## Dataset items
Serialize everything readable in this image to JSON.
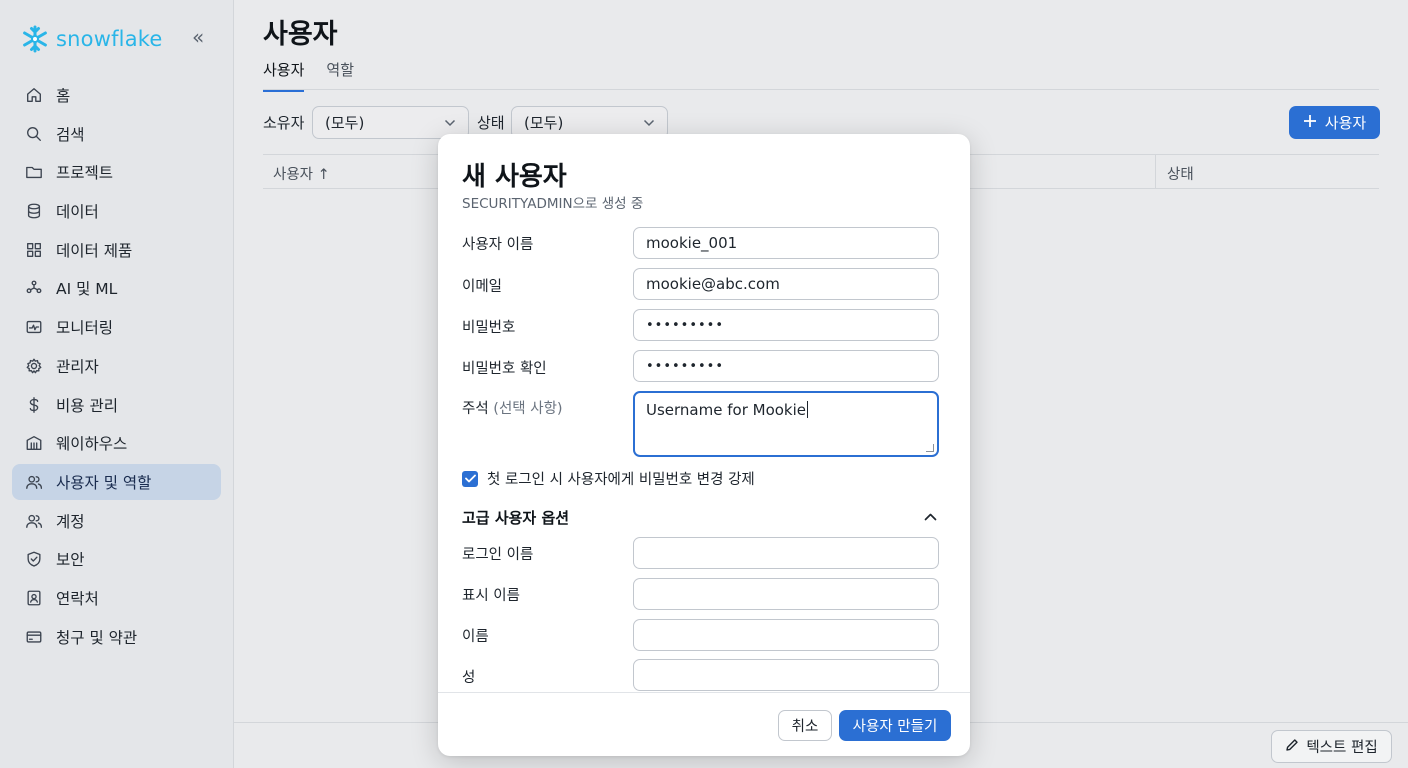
{
  "brand": {
    "name": "snowflake",
    "collapse_icon": "«"
  },
  "sidebar": {
    "items": [
      {
        "label": "홈",
        "icon": "home-icon"
      },
      {
        "label": "검색",
        "icon": "search-icon"
      },
      {
        "label": "프로젝트",
        "icon": "folder-icon"
      },
      {
        "label": "데이터",
        "icon": "database-icon"
      },
      {
        "label": "데이터 제품",
        "icon": "grid-icon"
      },
      {
        "label": "AI 및 ML",
        "icon": "ai-icon"
      },
      {
        "label": "모니터링",
        "icon": "monitor-icon"
      },
      {
        "label": "관리자",
        "icon": "gear-icon"
      },
      {
        "label": "비용 관리",
        "icon": "dollar-icon"
      },
      {
        "label": "웨이하우스",
        "icon": "warehouse-icon"
      },
      {
        "label": "사용자 및 역할",
        "icon": "users-icon",
        "active": true
      },
      {
        "label": "계정",
        "icon": "account-icon"
      },
      {
        "label": "보안",
        "icon": "shield-icon"
      },
      {
        "label": "연락처",
        "icon": "contact-icon"
      },
      {
        "label": "청구 및 약관",
        "icon": "card-icon"
      }
    ]
  },
  "main": {
    "title": "사용자",
    "tabs": [
      {
        "label": "사용자",
        "active": true
      },
      {
        "label": "역할"
      }
    ],
    "filters": {
      "owner_label": "소유자",
      "owner_value": "(모두)",
      "status_label": "상태",
      "status_value": "(모두)"
    },
    "add_button_label": "사용자",
    "table": {
      "col_user": "사용자 ↑",
      "col_status": "상태"
    },
    "edit_text_button": "텍스트 편집"
  },
  "modal": {
    "title": "새 사용자",
    "subtitle": "SECURITYADMIN으로 생성 중",
    "fields": {
      "username_label": "사용자 이름",
      "username_value": "mookie_001",
      "email_label": "이메일",
      "email_value": "mookie@abc.com",
      "password_label": "비밀번호",
      "password_value": "•••••••••",
      "confirm_label": "비밀번호 확인",
      "confirm_value": "•••••••••",
      "comment_label": "주석",
      "comment_optional": "(선택 사항)",
      "comment_value": "Username for Mookie"
    },
    "force_password_change": {
      "label": "첫 로그인 시 사용자에게 비밀번호 변경 강제",
      "checked": true
    },
    "advanced": {
      "heading": "고급 사용자 옵션",
      "expanded": true,
      "login_name_label": "로그인 이름",
      "display_name_label": "표시 이름",
      "first_name_label": "이름",
      "last_name_label": "성"
    },
    "cancel_label": "취소",
    "create_label": "사용자 만들기"
  },
  "colors": {
    "accent": "#2b6fd3",
    "brand": "#29b5e8",
    "active_nav": "#c6d4e6"
  }
}
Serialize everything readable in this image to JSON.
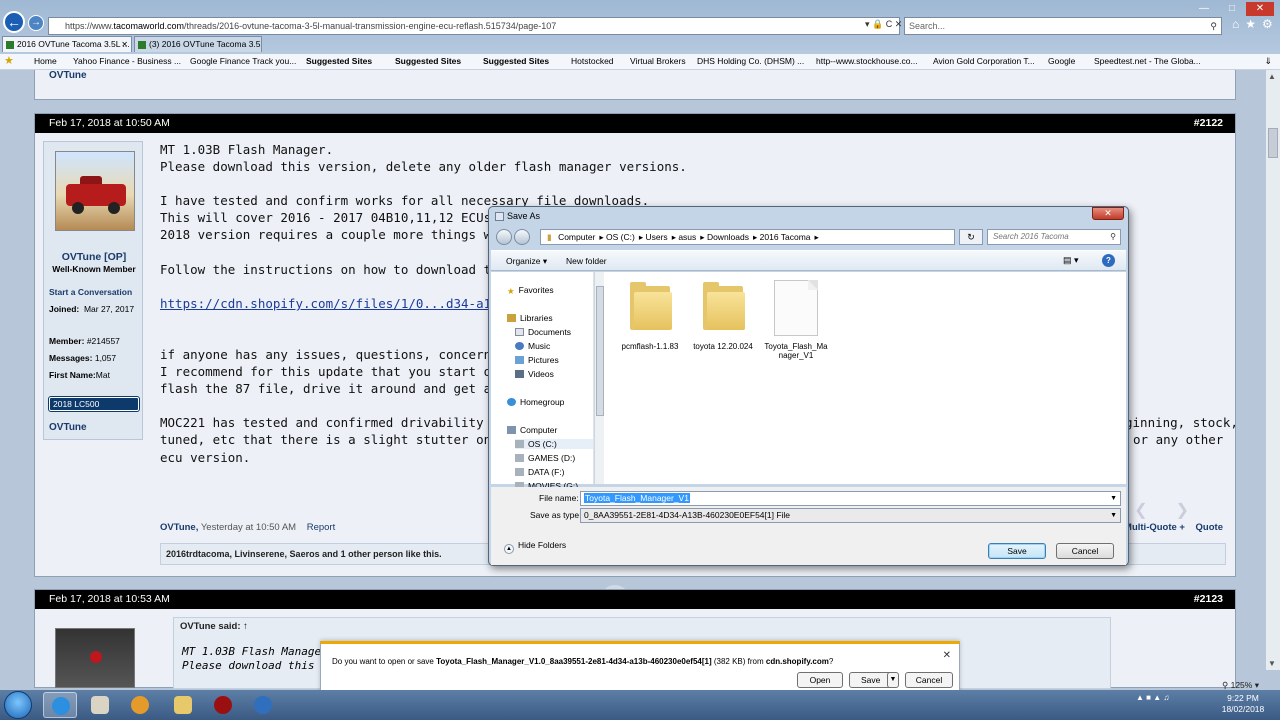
{
  "browser": {
    "url_prefix": "https://www.",
    "url_host": "tacomaworld.com",
    "url_path": "/threads/2016-ovtune-tacoma-3-5l-manual-transmission-engine-ecu-reflash.515734/page-107",
    "search_placeholder": "Search...",
    "tabs": [
      {
        "label": "2016 OVTune Tacoma 3.5L ..."
      },
      {
        "label": "(3) 2016 OVTune Tacoma 3.5L ..."
      }
    ],
    "favorites": [
      {
        "label": "Home"
      },
      {
        "label": "Yahoo Finance - Business ..."
      },
      {
        "label": "Google Finance Track you..."
      },
      {
        "label": "Suggested Sites"
      },
      {
        "label": "Suggested Sites"
      },
      {
        "label": "Suggested Sites"
      },
      {
        "label": "Hotstocked"
      },
      {
        "label": "Virtual Brokers"
      },
      {
        "label": "DHS Holding Co. (DHSM) ..."
      },
      {
        "label": "http--www.stockhouse.co..."
      },
      {
        "label": "Avion Gold Corporation T..."
      },
      {
        "label": "Google"
      },
      {
        "label": "Speedtest.net - The Globa..."
      }
    ],
    "zoom": "125%"
  },
  "prev_post": {
    "sig": "OVTune"
  },
  "post1": {
    "date": "Feb 17, 2018 at 10:50 AM",
    "number": "#2122",
    "user": {
      "name": "OVTune [OP]",
      "title": "Well-Known Member",
      "start_conversation": "Start a Conversation",
      "joined_label": "Joined:",
      "joined": "Mar 27, 2017",
      "member_label": "Member:",
      "member": "#214557",
      "messages_label": "Messages:",
      "messages": "1,057",
      "firstname_label": "First Name:",
      "firstname": "Mat",
      "badge": "2018 LC500",
      "signature": "OVTune"
    },
    "lines": [
      "MT 1.03B Flash Manager.",
      "Please download this version, delete any older flash manager versions.",
      "I have tested and confirm works for all necessary file downloads.",
      "This will cover 2016 - 2017 04B10,11,12 ECUs.",
      "2018 version requires a couple more things which I sl",
      "Follow the instructions on how to download the files (",
      "https://cdn.shopify.com/s/files/1/0...d34-a13b-46023",
      "if anyone has any issues, questions, concerns, etc ple",
      "I recommend for this update that you start on the 87",
      "flash the 87 file, drive it around and get a feel for it, a",
      "MOC221 has tested and confirmed drivability with 1.0",
      "tuned, etc that there is a slight stutter on his truck (e",
      "ecu version."
    ],
    "right_text_1": "ginning, stock,",
    "right_text_2": "or any other",
    "footer_user": "OVTune,",
    "footer_time": "Yesterday at 10:50 AM",
    "report": "Report",
    "multi_quote": "Multi-Quote +",
    "quote": "Quote",
    "likes": "2016trdtacoma, Livinserene, Saeros and 1 other person like this."
  },
  "post2": {
    "date": "Feb 17, 2018 at 10:53 AM",
    "number": "#2123",
    "said": "OVTune said: ↑",
    "q1": "MT 1.03B Flash Manager.",
    "q2": "Please download this versio"
  },
  "save_dialog": {
    "title": "Save As",
    "breadcrumb": [
      "Computer",
      "OS (C:)",
      "Users",
      "asus",
      "Downloads",
      "2016 Tacoma"
    ],
    "search_placeholder": "Search 2016 Tacoma",
    "organize": "Organize ▾",
    "new_folder": "New folder",
    "nav": [
      {
        "label": "Favorites"
      },
      {
        "label": "Libraries"
      },
      {
        "label": "Documents"
      },
      {
        "label": "Music"
      },
      {
        "label": "Pictures"
      },
      {
        "label": "Videos"
      },
      {
        "label": "Homegroup"
      },
      {
        "label": "Computer"
      },
      {
        "label": "OS (C:)"
      },
      {
        "label": "GAMES (D:)"
      },
      {
        "label": "DATA (F:)"
      },
      {
        "label": "MOVIES (G:)"
      }
    ],
    "files": [
      {
        "name": "pcmflash-1.1.83",
        "kind": "folder"
      },
      {
        "name": "toyota 12.20.024",
        "kind": "folder"
      },
      {
        "name": "Toyota_Flash_Ma nager_V1",
        "kind": "file"
      }
    ],
    "file_name_label": "File name:",
    "file_name": "Toyota_Flash_Manager_V1",
    "save_type_label": "Save as type:",
    "save_type": "0_8AA39551-2E81-4D34-A13B-460230E0EF54[1] File",
    "hide_folders": "Hide Folders",
    "save": "Save",
    "cancel": "Cancel"
  },
  "download_bar": {
    "prefix": "Do you want to open or save ",
    "filename": "Toyota_Flash_Manager_V1.0_8aa39551-2e81-4d34-a13b-460230e0ef54[1]",
    "size": " (382 KB) from ",
    "host": "cdn.shopify.com",
    "suffix": "?",
    "open": "Open",
    "save": "Save",
    "cancel": "Cancel"
  },
  "taskbar": {
    "time": "9:22 PM",
    "date": "18/02/2018"
  }
}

## WHAT TO PRODUCE
Reproduce the listing word for word and omit its pictures.

## ANSWER FOR THIS EXERCISE
Serialize everything readable in this image to JSON.
{
  "brand": {
    "name": "snowflake",
    "collapse_icon": "«"
  },
  "sidebar": {
    "items": [
      {
        "label": "홈",
        "icon": "home-icon"
      },
      {
        "label": "검색",
        "icon": "search-icon"
      },
      {
        "label": "프로젝트",
        "icon": "folder-icon"
      },
      {
        "label": "데이터",
        "icon": "database-icon"
      },
      {
        "label": "데이터 제품",
        "icon": "grid-icon"
      },
      {
        "label": "AI 및 ML",
        "icon": "ai-icon"
      },
      {
        "label": "모니터링",
        "icon": "monitor-icon"
      },
      {
        "label": "관리자",
        "icon": "gear-icon"
      },
      {
        "label": "비용 관리",
        "icon": "dollar-icon"
      },
      {
        "label": "웨이하우스",
        "icon": "warehouse-icon"
      },
      {
        "label": "사용자 및 역할",
        "icon": "users-icon",
        "active": true
      },
      {
        "label": "계정",
        "icon": "account-icon"
      },
      {
        "label": "보안",
        "icon": "shield-icon"
      },
      {
        "label": "연락처",
        "icon": "contact-icon"
      },
      {
        "label": "청구 및 약관",
        "icon": "card-icon"
      }
    ]
  },
  "main": {
    "title": "사용자",
    "tabs": [
      {
        "label": "사용자",
        "active": true
      },
      {
        "label": "역할"
      }
    ],
    "filters": {
      "owner_label": "소유자",
      "owner_value": "(모두)",
      "status_label": "상태",
      "status_value": "(모두)"
    },
    "add_button_label": "사용자",
    "table": {
      "col_user": "사용자 ↑",
      "col_status": "상태"
    },
    "edit_text_button": "텍스트 편집"
  },
  "modal": {
    "title": "새 사용자",
    "subtitle": "SECURITYADMIN으로 생성 중",
    "fields": {
      "username_label": "사용자 이름",
      "username_value": "mookie_001",
      "email_label": "이메일",
      "email_value": "mookie@abc.com",
      "password_label": "비밀번호",
      "password_value": "•••••••••",
      "confirm_label": "비밀번호 확인",
      "confirm_value": "•••••••••",
      "comment_label": "주석",
      "comment_optional": "(선택 사항)",
      "comment_value": "Username for Mookie"
    },
    "force_password_change": {
      "label": "첫 로그인 시 사용자에게 비밀번호 변경 강제",
      "checked": true
    },
    "advanced": {
      "heading": "고급 사용자 옵션",
      "expanded": true,
      "login_name_label": "로그인 이름",
      "display_name_label": "표시 이름",
      "first_name_label": "이름",
      "last_name_label": "성"
    },
    "cancel_label": "취소",
    "create_label": "사용자 만들기"
  },
  "colors": {
    "accent": "#2b6fd3",
    "brand": "#29b5e8",
    "active_nav": "#c6d4e6"
  }
}
Serialize everything readable in this image to JSON.
{
  "browser": {
    "url_prefix": "https://www.",
    "url_host": "tacomaworld.com",
    "url_path": "/threads/2016-ovtune-tacoma-3-5l-manual-transmission-engine-ecu-reflash.515734/page-107",
    "search_placeholder": "Search...",
    "tabs": [
      {
        "label": "2016 OVTune Tacoma 3.5L ..."
      },
      {
        "label": "(3) 2016 OVTune Tacoma 3.5L ..."
      }
    ],
    "favorites": [
      {
        "label": "Home"
      },
      {
        "label": "Yahoo Finance - Business ..."
      },
      {
        "label": "Google Finance Track you..."
      },
      {
        "label": "Suggested Sites"
      },
      {
        "label": "Suggested Sites"
      },
      {
        "label": "Suggested Sites"
      },
      {
        "label": "Hotstocked"
      },
      {
        "label": "Virtual Brokers"
      },
      {
        "label": "DHS Holding Co. (DHSM) ..."
      },
      {
        "label": "http--www.stockhouse.co..."
      },
      {
        "label": "Avion Gold Corporation T..."
      },
      {
        "label": "Google"
      },
      {
        "label": "Speedtest.net - The Globa..."
      }
    ],
    "zoom": "125%"
  },
  "prev_post": {
    "sig": "OVTune"
  },
  "post1": {
    "date": "Feb 17, 2018 at 10:50 AM",
    "number": "#2122",
    "user": {
      "name": "OVTune [OP]",
      "title": "Well-Known Member",
      "start_conversation": "Start a Conversation",
      "joined_label": "Joined:",
      "joined": "Mar 27, 2017",
      "member_label": "Member:",
      "member": "#214557",
      "messages_label": "Messages:",
      "messages": "1,057",
      "firstname_label": "First Name:",
      "firstname": "Mat",
      "badge": "2018 LC500",
      "signature": "OVTune"
    },
    "lines": [
      "MT 1.03B Flash Manager.",
      "Please download this version, delete any older flash manager versions.",
      "I have tested and confirm works for all necessary file downloads.",
      "This will cover 2016 - 2017 04B10,11,12 ECUs.",
      "2018 version requires a couple more things which I sl",
      "Follow the instructions on how to download the files (",
      "https://cdn.shopify.com/s/files/1/0...d34-a13b-46023",
      "if anyone has any issues, questions, concerns, etc ple",
      "I recommend for this update that you start on the 87",
      "flash the 87 file, drive it around and get a feel for it, a",
      "MOC221 has tested and confirmed drivability with 1.0",
      "tuned, etc that there is a slight stutter on his truck (e",
      "ecu version."
    ],
    "right_text_1": "ginning, stock,",
    "right_text_2": "or any other",
    "footer_user": "OVTune,",
    "footer_time": "Yesterday at 10:50 AM",
    "report": "Report",
    "multi_quote": "Multi-Quote +",
    "quote": "Quote",
    "likes": "2016trdtacoma, Livinserene, Saeros and 1 other person like this."
  },
  "post2": {
    "date": "Feb 17, 2018 at 10:53 AM",
    "number": "#2123",
    "said": "OVTune said: ↑",
    "q1": "MT 1.03B Flash Manager.",
    "q2": "Please download this versio"
  },
  "save_dialog": {
    "title": "Save As",
    "breadcrumb": [
      "Computer",
      "OS (C:)",
      "Users",
      "asus",
      "Downloads",
      "2016 Tacoma"
    ],
    "search_placeholder": "Search 2016 Tacoma",
    "organize": "Organize ▾",
    "new_folder": "New folder",
    "nav": [
      {
        "label": "Favorites"
      },
      {
        "label": "Libraries"
      },
      {
        "label": "Documents"
      },
      {
        "label": "Music"
      },
      {
        "label": "Pictures"
      },
      {
        "label": "Videos"
      },
      {
        "label": "Homegroup"
      },
      {
        "label": "Computer"
      },
      {
        "label": "OS (C:)"
      },
      {
        "label": "GAMES (D:)"
      },
      {
        "label": "DATA (F:)"
      },
      {
        "label": "MOVIES (G:)"
      }
    ],
    "files": [
      {
        "name": "pcmflash-1.1.83",
        "kind": "folder"
      },
      {
        "name": "toyota 12.20.024",
        "kind": "folder"
      },
      {
        "name": "Toyota_Flash_Ma nager_V1",
        "kind": "file"
      }
    ],
    "file_name_label": "File name:",
    "file_name": "Toyota_Flash_Manager_V1",
    "save_type_label": "Save as type:",
    "save_type": "0_8AA39551-2E81-4D34-A13B-460230E0EF54[1] File",
    "hide_folders": "Hide Folders",
    "save": "Save",
    "cancel": "Cancel"
  },
  "download_bar": {
    "prefix": "Do you want to open or save ",
    "filename": "Toyota_Flash_Manager_V1.0_8aa39551-2e81-4d34-a13b-460230e0ef54[1]",
    "size": " (382 KB) from ",
    "host": "cdn.shopify.com",
    "suffix": "?",
    "open": "Open",
    "save": "Save",
    "cancel": "Cancel"
  },
  "taskbar": {
    "time": "9:22 PM",
    "date": "18/02/2018"
  }
}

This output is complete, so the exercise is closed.